PROBLEM TO WORK ON: Count every line that has the word "name" in it; give no more than the number.
+++ RECORDED INFORMATION +++
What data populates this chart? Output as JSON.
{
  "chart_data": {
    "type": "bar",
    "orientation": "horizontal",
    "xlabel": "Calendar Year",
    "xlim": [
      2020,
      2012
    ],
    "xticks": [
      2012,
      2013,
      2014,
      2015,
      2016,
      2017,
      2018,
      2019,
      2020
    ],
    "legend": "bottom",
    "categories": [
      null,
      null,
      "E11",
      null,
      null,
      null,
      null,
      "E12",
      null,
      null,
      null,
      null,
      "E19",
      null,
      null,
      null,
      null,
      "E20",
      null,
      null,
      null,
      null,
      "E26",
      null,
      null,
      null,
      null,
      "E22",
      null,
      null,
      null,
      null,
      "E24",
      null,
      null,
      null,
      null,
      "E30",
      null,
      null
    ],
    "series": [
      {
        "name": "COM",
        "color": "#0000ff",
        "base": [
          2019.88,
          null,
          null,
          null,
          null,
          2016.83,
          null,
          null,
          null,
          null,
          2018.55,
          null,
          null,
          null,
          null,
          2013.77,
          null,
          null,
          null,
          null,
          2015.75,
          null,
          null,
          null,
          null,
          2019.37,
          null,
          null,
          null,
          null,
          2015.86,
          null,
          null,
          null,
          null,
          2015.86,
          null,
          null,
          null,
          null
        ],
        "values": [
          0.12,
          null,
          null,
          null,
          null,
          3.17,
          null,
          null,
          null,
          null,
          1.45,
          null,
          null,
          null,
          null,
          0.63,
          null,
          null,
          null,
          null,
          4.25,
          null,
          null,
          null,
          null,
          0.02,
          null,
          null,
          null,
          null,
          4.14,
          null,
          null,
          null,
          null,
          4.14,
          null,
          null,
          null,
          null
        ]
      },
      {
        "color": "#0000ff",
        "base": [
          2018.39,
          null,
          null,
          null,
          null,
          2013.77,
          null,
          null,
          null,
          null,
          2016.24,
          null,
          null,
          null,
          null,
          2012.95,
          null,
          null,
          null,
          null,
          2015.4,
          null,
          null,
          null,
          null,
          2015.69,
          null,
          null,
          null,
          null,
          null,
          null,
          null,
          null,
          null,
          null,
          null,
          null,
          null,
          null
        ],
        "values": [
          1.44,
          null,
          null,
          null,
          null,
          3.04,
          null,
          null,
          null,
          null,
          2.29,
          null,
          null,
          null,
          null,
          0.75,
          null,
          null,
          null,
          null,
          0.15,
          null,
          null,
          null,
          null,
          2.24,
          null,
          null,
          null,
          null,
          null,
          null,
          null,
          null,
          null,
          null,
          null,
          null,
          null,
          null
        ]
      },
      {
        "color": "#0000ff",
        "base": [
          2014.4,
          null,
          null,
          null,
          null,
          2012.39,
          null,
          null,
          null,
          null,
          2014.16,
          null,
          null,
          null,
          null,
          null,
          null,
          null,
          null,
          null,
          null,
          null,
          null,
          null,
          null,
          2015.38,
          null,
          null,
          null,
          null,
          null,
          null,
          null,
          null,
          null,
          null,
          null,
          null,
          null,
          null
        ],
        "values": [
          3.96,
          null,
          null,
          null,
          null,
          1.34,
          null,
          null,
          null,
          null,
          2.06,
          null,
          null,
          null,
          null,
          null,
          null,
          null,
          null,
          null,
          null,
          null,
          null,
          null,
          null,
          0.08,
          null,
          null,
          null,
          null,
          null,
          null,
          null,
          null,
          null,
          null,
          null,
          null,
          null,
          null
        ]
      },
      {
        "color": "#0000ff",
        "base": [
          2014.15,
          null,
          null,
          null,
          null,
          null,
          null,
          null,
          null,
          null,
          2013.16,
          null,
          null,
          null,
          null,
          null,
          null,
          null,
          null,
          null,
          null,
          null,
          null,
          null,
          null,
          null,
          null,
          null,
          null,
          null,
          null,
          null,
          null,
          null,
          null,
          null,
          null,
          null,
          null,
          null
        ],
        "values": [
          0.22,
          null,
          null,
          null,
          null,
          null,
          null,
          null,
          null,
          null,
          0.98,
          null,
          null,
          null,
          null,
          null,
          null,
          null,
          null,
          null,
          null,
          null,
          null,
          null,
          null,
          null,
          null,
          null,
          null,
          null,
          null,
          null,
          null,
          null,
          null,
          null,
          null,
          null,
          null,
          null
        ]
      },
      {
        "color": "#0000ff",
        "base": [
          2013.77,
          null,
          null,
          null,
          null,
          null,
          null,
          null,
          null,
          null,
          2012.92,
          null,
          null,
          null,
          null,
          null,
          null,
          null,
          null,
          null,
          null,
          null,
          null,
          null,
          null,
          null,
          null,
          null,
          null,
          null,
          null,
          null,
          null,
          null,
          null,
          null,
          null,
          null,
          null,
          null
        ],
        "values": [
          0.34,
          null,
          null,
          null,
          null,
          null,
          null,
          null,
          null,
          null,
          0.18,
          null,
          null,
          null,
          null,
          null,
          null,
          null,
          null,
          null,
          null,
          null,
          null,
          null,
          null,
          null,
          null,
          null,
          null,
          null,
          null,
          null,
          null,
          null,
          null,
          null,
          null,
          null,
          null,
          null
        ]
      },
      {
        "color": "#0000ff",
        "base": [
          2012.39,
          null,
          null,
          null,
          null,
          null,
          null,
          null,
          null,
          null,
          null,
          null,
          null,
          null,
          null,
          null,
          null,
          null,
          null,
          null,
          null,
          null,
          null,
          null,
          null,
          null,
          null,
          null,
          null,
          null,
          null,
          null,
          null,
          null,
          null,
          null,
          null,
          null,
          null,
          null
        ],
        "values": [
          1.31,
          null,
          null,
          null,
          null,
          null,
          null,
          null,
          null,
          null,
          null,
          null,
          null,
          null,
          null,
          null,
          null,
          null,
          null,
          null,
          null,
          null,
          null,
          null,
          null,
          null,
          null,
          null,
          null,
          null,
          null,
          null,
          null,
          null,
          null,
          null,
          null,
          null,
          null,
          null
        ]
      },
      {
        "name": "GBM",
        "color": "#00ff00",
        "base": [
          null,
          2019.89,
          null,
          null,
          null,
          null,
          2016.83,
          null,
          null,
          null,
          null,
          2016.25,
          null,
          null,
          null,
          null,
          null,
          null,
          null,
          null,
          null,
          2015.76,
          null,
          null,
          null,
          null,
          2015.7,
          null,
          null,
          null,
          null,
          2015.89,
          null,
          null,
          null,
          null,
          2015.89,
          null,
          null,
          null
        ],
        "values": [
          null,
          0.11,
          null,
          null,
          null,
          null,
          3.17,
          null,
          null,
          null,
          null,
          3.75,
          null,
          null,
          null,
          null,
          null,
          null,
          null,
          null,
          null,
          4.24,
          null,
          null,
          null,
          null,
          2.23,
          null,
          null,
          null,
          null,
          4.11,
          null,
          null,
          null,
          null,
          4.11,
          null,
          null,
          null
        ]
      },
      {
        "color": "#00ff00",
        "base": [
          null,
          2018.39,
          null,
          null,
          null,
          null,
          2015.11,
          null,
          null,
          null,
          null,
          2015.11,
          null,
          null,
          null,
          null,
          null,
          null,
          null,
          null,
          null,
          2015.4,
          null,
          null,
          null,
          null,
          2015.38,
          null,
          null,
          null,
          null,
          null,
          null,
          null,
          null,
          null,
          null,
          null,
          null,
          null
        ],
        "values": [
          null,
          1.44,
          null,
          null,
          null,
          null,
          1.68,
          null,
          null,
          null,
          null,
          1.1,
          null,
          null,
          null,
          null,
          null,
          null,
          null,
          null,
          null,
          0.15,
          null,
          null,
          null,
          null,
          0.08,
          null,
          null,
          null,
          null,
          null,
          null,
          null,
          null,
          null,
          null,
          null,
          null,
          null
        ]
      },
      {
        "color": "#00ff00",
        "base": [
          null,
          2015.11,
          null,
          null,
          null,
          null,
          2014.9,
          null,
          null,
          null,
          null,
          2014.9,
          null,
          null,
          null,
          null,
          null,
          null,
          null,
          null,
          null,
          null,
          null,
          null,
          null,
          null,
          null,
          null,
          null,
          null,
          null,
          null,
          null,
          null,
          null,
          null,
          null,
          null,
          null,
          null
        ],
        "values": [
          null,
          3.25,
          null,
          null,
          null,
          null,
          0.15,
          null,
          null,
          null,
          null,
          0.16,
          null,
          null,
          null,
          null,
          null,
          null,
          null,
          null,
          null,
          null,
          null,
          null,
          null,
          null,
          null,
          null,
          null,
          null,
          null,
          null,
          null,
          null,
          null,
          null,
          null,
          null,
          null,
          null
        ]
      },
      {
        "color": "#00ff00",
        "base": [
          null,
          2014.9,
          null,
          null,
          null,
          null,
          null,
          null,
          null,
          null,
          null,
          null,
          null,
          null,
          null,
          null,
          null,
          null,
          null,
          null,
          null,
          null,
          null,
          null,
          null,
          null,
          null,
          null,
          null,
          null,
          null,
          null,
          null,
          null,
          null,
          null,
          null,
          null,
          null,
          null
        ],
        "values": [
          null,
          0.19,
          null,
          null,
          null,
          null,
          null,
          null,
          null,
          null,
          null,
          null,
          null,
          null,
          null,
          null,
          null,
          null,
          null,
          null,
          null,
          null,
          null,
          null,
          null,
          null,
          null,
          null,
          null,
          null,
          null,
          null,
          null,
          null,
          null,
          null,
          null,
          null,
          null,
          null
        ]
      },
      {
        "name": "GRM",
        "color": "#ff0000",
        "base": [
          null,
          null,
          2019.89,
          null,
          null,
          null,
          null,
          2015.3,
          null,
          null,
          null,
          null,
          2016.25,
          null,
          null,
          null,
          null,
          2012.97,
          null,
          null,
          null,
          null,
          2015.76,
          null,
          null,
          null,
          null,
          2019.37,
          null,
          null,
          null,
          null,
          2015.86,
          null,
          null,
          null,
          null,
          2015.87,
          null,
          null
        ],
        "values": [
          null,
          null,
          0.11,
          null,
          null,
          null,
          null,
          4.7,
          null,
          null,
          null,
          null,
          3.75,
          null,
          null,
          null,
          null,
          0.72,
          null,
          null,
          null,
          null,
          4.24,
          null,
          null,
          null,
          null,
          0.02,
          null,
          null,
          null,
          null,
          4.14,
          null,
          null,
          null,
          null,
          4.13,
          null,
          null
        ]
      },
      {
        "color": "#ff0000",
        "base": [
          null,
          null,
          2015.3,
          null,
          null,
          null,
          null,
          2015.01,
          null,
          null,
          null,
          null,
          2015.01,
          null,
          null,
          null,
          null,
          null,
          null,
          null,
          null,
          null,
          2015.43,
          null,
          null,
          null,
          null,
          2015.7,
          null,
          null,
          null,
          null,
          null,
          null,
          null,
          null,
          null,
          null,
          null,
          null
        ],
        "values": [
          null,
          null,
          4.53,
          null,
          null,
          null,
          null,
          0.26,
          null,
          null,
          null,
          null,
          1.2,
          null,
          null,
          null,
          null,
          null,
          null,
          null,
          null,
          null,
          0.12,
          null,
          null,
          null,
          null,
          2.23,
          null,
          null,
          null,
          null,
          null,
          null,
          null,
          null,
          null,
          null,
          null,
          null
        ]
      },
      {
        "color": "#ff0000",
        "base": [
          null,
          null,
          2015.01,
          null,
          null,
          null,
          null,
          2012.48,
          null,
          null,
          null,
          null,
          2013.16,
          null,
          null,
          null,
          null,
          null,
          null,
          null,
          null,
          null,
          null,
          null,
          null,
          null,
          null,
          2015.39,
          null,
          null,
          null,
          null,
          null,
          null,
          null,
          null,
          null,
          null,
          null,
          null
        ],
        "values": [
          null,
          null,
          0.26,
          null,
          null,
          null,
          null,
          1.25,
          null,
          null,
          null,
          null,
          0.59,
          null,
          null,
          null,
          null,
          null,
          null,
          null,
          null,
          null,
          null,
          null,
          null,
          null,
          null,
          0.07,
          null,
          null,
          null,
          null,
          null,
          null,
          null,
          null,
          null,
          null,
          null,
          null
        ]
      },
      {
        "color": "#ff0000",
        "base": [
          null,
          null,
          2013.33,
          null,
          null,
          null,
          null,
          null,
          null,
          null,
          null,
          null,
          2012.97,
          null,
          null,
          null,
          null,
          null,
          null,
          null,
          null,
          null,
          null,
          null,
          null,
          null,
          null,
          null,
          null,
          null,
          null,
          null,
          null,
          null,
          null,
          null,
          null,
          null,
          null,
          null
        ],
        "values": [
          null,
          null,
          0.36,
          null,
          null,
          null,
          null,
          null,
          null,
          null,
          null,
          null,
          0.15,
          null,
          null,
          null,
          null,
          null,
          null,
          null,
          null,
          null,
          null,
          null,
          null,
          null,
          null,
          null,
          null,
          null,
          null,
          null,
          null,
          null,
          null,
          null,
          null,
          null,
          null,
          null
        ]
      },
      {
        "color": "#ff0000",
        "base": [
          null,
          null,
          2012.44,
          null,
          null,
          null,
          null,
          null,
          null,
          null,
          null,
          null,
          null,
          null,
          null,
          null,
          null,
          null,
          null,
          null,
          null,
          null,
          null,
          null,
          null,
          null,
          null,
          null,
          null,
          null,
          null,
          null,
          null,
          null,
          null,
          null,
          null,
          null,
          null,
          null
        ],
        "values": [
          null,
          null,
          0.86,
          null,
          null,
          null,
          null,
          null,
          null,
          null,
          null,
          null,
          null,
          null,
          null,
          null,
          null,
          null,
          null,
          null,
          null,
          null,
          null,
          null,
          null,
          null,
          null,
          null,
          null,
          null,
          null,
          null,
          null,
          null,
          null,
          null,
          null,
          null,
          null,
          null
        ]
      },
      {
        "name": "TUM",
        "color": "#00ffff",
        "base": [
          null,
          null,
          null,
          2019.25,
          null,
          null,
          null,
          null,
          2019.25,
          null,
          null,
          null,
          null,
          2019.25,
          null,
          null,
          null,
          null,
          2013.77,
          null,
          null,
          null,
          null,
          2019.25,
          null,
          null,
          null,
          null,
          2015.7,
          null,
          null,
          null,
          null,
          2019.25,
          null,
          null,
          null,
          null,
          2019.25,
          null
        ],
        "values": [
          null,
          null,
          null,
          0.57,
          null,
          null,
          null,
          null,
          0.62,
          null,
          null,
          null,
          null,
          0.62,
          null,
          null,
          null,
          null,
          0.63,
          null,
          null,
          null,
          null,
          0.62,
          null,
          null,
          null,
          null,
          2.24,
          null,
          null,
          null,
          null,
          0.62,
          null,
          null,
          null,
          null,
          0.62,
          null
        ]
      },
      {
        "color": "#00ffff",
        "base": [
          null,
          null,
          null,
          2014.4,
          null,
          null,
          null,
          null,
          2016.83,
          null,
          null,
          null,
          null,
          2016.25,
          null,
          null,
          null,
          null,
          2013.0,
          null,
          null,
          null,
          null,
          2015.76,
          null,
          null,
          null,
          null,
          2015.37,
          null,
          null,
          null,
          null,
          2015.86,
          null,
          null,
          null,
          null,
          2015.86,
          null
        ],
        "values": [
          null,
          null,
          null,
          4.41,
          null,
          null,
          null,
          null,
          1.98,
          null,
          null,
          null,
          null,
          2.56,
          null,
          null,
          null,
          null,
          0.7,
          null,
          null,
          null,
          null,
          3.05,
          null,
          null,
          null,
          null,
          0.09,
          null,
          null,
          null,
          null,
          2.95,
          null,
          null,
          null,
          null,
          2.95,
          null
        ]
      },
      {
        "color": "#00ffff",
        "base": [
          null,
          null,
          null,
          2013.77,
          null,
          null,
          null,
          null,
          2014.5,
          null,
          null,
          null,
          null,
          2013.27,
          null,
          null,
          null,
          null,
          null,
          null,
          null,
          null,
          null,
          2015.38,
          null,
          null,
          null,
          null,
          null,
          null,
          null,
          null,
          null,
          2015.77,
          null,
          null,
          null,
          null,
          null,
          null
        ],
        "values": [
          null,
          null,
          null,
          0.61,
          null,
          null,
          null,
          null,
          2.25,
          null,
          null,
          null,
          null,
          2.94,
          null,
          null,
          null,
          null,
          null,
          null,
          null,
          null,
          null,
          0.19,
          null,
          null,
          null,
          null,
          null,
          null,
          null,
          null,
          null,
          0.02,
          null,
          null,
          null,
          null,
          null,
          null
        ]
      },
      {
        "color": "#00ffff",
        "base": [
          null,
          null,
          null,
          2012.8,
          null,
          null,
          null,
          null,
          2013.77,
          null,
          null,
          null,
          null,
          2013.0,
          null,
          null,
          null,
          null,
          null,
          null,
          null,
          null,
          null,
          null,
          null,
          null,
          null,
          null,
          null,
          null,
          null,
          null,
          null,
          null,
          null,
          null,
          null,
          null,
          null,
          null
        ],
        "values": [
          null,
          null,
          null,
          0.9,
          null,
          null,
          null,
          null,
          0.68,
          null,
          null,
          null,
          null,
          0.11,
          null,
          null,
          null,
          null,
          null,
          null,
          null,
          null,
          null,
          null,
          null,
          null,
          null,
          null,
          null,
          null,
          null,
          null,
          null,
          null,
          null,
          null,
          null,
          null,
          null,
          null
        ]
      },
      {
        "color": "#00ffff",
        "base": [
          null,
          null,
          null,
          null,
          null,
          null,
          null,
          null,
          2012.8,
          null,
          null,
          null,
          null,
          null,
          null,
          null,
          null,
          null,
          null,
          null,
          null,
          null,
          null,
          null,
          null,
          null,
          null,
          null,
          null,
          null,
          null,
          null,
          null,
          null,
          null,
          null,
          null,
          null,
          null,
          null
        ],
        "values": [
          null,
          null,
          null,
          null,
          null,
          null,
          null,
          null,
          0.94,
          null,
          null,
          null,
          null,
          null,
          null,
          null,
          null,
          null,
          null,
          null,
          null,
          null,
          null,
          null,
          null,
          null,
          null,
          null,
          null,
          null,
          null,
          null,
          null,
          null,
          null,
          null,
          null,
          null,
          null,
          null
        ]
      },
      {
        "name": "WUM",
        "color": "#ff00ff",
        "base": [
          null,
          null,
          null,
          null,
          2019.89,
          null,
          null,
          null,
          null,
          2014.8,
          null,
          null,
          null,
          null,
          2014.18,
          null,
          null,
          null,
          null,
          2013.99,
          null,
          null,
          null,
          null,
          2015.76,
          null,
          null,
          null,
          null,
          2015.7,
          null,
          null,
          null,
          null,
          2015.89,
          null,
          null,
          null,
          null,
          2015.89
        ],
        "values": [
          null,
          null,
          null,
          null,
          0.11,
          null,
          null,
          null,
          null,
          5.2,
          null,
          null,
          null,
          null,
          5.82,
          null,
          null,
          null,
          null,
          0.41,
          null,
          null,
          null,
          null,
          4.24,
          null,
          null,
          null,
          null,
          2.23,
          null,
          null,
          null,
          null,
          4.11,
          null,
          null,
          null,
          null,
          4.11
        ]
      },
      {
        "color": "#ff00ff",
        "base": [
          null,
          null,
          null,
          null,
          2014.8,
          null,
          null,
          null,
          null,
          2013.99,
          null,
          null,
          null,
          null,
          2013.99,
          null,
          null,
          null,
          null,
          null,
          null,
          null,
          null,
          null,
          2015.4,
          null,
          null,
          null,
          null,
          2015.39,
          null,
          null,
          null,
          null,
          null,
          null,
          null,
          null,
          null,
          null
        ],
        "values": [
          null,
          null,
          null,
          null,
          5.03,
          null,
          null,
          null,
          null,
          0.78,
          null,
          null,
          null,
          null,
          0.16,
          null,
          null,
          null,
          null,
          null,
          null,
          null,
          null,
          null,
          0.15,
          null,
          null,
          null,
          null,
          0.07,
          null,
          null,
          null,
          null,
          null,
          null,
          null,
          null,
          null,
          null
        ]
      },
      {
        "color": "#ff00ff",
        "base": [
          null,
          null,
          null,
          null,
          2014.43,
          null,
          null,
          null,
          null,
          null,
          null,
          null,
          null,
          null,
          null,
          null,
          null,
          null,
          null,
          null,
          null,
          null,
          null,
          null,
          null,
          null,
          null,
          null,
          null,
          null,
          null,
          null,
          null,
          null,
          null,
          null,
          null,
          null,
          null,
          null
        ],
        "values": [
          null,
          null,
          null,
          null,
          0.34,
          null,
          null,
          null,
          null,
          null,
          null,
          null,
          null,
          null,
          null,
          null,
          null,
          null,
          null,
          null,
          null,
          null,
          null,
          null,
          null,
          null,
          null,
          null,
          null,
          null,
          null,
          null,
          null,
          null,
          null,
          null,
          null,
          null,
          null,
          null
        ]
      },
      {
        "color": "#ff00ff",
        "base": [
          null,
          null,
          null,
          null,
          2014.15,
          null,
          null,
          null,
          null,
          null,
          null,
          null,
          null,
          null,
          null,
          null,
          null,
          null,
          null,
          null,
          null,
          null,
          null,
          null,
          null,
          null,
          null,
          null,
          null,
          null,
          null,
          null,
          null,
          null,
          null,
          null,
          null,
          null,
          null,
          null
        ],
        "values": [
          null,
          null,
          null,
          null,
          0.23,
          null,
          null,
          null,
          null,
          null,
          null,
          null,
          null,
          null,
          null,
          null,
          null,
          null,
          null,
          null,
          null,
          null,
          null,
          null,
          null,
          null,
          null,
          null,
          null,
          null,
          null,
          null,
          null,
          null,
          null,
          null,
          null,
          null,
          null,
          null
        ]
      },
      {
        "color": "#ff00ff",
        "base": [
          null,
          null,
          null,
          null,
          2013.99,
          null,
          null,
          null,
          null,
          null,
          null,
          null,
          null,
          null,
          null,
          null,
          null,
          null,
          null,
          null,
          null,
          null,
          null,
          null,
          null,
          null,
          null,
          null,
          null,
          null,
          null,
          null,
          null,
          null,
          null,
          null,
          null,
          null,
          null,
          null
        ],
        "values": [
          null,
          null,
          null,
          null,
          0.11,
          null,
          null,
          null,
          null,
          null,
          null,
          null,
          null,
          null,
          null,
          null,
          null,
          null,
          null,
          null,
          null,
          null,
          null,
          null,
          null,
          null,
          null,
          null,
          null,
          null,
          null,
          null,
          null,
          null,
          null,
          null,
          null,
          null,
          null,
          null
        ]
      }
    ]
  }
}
+++
WRITTEN RESPONSE: 5